EXERCISE:
Using the records below, count the lines with "text" in them. Give the number only.
━━━━━━━━━━━━━━━━
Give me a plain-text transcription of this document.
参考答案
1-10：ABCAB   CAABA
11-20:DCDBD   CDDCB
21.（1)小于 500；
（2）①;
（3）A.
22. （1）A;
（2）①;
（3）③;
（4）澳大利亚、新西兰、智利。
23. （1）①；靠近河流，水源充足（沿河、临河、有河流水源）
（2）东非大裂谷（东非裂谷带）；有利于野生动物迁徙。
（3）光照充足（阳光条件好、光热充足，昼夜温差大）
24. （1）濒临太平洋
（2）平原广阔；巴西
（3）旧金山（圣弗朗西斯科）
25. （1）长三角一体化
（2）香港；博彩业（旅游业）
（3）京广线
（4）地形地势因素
━━━━━━━━━━━━━━━━
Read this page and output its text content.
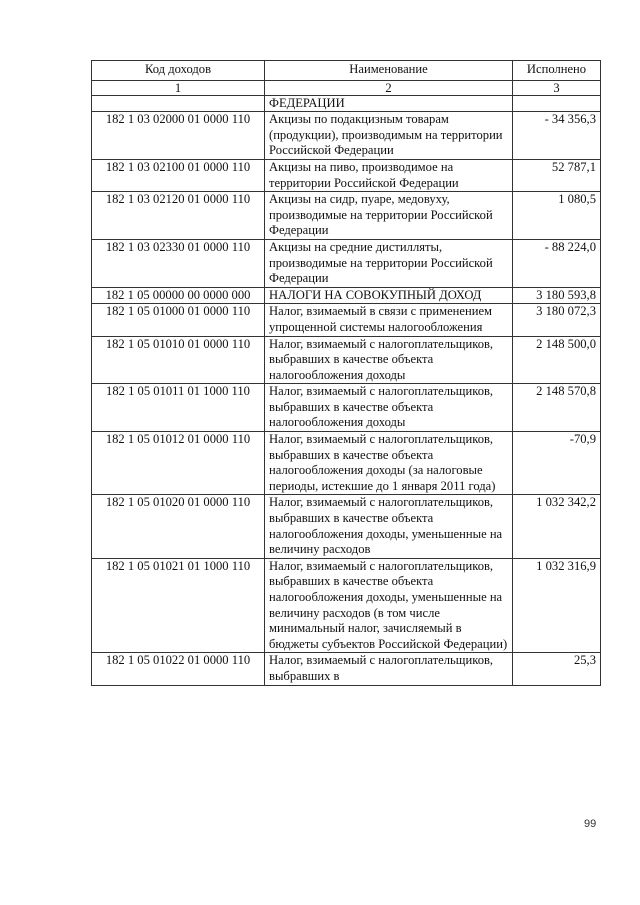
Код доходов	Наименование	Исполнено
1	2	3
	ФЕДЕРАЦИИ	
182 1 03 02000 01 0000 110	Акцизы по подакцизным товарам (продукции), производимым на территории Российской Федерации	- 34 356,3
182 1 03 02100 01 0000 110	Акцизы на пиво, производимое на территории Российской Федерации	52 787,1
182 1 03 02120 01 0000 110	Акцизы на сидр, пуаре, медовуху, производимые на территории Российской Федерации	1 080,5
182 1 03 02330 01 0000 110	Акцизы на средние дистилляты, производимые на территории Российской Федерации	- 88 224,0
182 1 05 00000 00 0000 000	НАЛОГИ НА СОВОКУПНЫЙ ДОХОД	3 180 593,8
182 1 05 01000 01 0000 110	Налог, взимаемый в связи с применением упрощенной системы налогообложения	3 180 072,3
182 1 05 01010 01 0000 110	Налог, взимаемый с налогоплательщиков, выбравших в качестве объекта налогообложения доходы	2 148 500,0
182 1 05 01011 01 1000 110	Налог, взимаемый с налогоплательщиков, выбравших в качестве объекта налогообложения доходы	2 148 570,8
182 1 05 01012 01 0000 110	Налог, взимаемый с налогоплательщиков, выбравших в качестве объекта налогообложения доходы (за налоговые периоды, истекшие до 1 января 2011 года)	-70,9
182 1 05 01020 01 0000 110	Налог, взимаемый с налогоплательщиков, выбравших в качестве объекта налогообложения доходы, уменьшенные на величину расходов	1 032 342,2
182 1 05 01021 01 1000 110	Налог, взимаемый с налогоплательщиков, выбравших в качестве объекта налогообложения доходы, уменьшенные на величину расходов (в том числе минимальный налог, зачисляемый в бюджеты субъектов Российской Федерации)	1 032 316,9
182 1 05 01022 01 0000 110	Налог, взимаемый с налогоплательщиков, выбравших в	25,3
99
━━━━━━━━━━━━━━━━
RESPONSE TO THE TASK:
2